Q&A 7 How do you train a decision tree classifier?

7.1 Explanation

A decision tree is a simple yet powerful classification model that splits data based on feature values to make predictions. It’s easy to interpret and works well as a baseline model.

We’ll use the Titanic dataset with the cleaned and encoded features to predict the Survived outcome.


7.2 Python Code

# Train a Decision Tree Classifier in Python
import pandas as pd
from sklearn.model_selection import train_test_split
from sklearn.tree import DecisionTreeClassifier
from sklearn.metrics import accuracy_score

# Load and preprocess the data
df = pd.read_csv("data/titanic.csv")
df['Age'] = df['Age'].fillna(df['Age'].median())
df['Embarked'] = df['Embarked'].fillna(df['Embarked'].mode()[0])
df['Sex'] = df['Sex'].map({'male': 0, 'female': 1})
df = pd.get_dummies(df, columns=['Embarked'], drop_first=True)

# Features and target
X = df[['Pclass', 'Sex', 'Age', 'Fare', 'Embarked_Q', 'Embarked_S']]
y = df['Survived']

# Train-test split
X_train, X_test, y_train, y_test = train_test_split(X, y, test_size=0.2, random_state=42)

# Train Decision Tree
clf = DecisionTreeClassifier(random_state=42)
clf.fit(X_train, y_train)

# Predict and evaluate
y_pred = clf.predict(X_test)
print("Accuracy:", accuracy_score(y_test, y_pred))
Accuracy: 0.7877094972067039

✅ Takeaway: Decision trees offer a quick way to test your features and modeling setup. They are interpretable and serve as a great baseline before trying more complex models.

──────────

» **ACTIVITY 1**
In the decision tree tutorial, what accuracy does the trained classifier score on the test set?
» **ACTIVITY 2**
For each statement, say yes or no on whether the decision tree tutorial supports it, and quote the words that decide it. (a) One fifth of the data is held out for testing. (b) Missing Age values are filled with the mean age. (c) The model predicts the Pclass outcome.

──────────

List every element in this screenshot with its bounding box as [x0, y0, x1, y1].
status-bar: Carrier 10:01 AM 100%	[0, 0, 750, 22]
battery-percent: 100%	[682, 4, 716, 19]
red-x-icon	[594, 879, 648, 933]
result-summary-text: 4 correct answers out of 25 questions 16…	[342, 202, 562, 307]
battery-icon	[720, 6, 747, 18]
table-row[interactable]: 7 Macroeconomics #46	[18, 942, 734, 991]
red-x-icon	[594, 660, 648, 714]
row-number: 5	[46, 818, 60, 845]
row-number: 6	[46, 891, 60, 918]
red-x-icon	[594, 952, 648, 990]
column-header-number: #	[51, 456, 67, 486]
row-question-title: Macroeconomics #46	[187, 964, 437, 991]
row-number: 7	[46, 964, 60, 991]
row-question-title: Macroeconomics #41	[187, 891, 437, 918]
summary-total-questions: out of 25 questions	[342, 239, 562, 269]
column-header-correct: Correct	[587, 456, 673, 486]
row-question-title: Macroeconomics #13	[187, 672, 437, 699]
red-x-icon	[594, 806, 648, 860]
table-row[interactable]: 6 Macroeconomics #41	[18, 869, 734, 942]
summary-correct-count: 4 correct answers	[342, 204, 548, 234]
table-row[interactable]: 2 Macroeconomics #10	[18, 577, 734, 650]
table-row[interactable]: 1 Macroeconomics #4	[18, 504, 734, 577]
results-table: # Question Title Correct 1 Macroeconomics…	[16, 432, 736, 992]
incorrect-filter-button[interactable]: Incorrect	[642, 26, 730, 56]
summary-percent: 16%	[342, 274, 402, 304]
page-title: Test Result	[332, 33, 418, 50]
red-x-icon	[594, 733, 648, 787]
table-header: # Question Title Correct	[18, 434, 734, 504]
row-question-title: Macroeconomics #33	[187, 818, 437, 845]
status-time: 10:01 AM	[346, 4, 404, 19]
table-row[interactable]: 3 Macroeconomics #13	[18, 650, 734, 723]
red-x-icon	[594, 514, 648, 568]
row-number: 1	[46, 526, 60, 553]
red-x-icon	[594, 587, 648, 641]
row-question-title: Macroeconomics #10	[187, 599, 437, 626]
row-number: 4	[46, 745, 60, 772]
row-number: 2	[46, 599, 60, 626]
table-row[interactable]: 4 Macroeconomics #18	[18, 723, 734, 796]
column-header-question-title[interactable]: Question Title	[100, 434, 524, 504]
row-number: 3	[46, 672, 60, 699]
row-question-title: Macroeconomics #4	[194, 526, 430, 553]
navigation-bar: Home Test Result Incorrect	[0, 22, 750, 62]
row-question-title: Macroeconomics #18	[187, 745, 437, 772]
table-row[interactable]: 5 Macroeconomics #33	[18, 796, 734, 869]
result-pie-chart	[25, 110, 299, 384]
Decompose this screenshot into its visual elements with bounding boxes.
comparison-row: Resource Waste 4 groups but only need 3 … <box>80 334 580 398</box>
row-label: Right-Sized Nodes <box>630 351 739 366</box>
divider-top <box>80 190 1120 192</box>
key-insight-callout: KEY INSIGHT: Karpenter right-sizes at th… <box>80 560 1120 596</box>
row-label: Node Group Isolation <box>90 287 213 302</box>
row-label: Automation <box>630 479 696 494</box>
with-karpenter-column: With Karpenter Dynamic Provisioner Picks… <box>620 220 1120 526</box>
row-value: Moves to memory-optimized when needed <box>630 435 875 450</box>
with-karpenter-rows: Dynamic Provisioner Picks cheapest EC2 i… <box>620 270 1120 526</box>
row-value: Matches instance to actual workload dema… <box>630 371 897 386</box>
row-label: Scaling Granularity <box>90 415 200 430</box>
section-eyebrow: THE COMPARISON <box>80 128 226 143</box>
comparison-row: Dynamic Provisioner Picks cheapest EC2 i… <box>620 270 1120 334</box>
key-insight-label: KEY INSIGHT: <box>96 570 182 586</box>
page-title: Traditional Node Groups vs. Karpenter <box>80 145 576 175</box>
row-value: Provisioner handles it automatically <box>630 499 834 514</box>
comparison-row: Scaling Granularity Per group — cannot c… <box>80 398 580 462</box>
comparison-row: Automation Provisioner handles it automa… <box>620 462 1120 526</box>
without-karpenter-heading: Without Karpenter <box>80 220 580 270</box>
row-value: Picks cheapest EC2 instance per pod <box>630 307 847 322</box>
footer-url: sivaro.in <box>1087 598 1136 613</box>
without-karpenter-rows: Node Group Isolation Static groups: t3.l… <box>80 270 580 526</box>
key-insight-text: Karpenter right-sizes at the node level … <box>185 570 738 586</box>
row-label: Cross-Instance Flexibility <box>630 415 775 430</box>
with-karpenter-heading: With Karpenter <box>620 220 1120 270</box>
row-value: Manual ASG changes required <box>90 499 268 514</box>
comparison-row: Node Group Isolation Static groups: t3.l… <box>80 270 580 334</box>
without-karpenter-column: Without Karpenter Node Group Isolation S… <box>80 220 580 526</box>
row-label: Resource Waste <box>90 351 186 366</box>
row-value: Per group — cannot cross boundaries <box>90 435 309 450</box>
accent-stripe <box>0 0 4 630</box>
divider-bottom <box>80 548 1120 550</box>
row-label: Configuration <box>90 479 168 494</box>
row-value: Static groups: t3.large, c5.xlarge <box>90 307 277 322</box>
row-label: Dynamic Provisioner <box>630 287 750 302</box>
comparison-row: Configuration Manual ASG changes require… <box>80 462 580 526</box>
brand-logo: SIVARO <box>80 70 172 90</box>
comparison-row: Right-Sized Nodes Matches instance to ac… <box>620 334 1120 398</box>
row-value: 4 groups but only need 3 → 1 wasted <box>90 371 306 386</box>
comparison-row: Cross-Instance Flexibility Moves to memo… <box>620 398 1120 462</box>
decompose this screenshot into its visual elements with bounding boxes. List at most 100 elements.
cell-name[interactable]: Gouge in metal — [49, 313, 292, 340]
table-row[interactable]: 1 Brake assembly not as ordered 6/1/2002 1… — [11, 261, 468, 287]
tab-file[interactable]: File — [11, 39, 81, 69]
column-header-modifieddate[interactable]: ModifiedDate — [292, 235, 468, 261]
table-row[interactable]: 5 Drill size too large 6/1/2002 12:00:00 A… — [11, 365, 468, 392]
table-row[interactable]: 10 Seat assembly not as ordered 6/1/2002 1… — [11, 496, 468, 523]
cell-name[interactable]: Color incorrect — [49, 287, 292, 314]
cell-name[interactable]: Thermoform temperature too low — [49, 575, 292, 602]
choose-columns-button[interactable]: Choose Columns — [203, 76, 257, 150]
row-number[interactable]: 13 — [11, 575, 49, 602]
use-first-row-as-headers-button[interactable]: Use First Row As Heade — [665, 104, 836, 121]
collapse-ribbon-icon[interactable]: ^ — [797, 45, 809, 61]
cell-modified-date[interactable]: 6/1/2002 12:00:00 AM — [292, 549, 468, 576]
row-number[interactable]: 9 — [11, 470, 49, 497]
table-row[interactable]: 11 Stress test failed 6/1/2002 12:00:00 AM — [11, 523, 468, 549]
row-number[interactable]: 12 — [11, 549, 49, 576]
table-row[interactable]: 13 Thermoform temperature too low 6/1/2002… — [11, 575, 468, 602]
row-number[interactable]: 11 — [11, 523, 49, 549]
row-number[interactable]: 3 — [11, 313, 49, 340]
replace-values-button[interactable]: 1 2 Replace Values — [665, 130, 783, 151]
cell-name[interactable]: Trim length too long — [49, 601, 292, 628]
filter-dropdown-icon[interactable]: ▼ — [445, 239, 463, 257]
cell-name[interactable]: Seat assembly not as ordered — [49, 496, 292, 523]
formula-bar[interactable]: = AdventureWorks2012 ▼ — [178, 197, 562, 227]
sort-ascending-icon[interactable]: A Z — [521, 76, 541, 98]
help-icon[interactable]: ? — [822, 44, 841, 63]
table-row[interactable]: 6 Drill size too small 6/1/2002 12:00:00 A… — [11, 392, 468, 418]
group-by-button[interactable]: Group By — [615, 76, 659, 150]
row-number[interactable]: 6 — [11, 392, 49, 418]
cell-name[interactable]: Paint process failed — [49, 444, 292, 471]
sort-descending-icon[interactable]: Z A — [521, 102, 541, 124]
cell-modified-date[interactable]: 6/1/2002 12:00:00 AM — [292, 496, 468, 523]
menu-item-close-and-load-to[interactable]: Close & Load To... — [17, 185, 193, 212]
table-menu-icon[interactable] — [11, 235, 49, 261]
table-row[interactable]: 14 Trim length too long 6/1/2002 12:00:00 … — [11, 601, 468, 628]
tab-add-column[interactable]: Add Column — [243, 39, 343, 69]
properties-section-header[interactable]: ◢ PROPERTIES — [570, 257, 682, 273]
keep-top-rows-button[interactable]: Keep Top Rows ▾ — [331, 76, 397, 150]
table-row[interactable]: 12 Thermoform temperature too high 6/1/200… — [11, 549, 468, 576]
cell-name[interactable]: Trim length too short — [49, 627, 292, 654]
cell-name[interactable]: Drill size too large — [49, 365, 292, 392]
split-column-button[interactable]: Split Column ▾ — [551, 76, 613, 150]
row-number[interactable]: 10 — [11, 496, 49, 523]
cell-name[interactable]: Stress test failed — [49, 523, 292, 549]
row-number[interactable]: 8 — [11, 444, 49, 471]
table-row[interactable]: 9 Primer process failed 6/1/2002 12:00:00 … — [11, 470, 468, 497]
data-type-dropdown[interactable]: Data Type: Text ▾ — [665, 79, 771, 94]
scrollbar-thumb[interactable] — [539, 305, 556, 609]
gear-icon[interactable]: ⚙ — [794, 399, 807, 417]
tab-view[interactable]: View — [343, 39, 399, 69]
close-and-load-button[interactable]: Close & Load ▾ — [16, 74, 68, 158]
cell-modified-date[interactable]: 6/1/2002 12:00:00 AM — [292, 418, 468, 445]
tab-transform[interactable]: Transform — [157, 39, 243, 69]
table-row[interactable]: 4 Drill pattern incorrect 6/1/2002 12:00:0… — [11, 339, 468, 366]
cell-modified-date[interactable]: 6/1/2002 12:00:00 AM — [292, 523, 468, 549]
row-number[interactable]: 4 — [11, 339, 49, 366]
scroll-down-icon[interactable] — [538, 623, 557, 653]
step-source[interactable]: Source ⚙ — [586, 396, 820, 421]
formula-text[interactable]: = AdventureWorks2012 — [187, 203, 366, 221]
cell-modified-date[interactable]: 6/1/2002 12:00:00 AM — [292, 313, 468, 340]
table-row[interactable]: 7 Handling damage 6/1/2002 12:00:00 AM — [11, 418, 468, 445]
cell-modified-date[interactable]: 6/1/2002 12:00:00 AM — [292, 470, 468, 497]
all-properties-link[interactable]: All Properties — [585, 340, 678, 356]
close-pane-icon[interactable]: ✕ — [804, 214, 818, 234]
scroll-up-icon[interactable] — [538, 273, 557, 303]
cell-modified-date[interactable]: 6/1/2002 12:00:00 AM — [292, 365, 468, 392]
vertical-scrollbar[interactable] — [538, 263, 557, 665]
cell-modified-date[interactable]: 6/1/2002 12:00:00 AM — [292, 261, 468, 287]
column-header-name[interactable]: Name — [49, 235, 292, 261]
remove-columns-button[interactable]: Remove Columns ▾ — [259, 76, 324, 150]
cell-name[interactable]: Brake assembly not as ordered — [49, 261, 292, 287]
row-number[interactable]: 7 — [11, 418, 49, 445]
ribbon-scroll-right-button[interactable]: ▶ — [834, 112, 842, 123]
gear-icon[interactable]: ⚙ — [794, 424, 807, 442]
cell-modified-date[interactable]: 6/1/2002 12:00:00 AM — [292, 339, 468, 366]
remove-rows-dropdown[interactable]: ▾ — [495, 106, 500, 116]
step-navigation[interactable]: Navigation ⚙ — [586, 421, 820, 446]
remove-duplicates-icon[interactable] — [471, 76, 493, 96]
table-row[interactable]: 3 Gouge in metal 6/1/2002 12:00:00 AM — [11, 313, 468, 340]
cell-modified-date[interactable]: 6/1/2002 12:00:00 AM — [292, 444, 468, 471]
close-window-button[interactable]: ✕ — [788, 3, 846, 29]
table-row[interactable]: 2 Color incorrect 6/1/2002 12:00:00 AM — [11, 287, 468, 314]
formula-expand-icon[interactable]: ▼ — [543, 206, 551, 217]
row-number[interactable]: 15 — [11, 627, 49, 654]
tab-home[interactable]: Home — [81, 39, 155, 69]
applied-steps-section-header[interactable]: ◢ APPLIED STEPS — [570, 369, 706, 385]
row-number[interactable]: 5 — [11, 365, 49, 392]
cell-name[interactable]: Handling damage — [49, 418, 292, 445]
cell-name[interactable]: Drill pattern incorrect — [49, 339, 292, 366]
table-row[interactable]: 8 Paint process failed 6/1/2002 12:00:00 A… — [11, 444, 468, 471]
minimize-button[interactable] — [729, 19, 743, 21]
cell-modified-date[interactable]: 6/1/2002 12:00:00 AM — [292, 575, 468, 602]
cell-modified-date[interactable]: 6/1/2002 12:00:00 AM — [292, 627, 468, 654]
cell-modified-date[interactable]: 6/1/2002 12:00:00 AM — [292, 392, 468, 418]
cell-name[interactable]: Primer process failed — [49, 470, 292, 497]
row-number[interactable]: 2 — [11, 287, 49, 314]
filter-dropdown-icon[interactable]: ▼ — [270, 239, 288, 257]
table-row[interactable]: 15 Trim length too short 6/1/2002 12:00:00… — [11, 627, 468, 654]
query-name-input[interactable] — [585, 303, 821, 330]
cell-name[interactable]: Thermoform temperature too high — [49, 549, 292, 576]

──────────

» **ANSWER AREA 1**
0.7877094972067039

» **ANSWER AREA 2**
(a) Yes: "test_size=0.2"
(b) No: "df['Age'] = df['Age'].fillna(df['Age'].median())"
(c) No: "to predict the Survived outcome"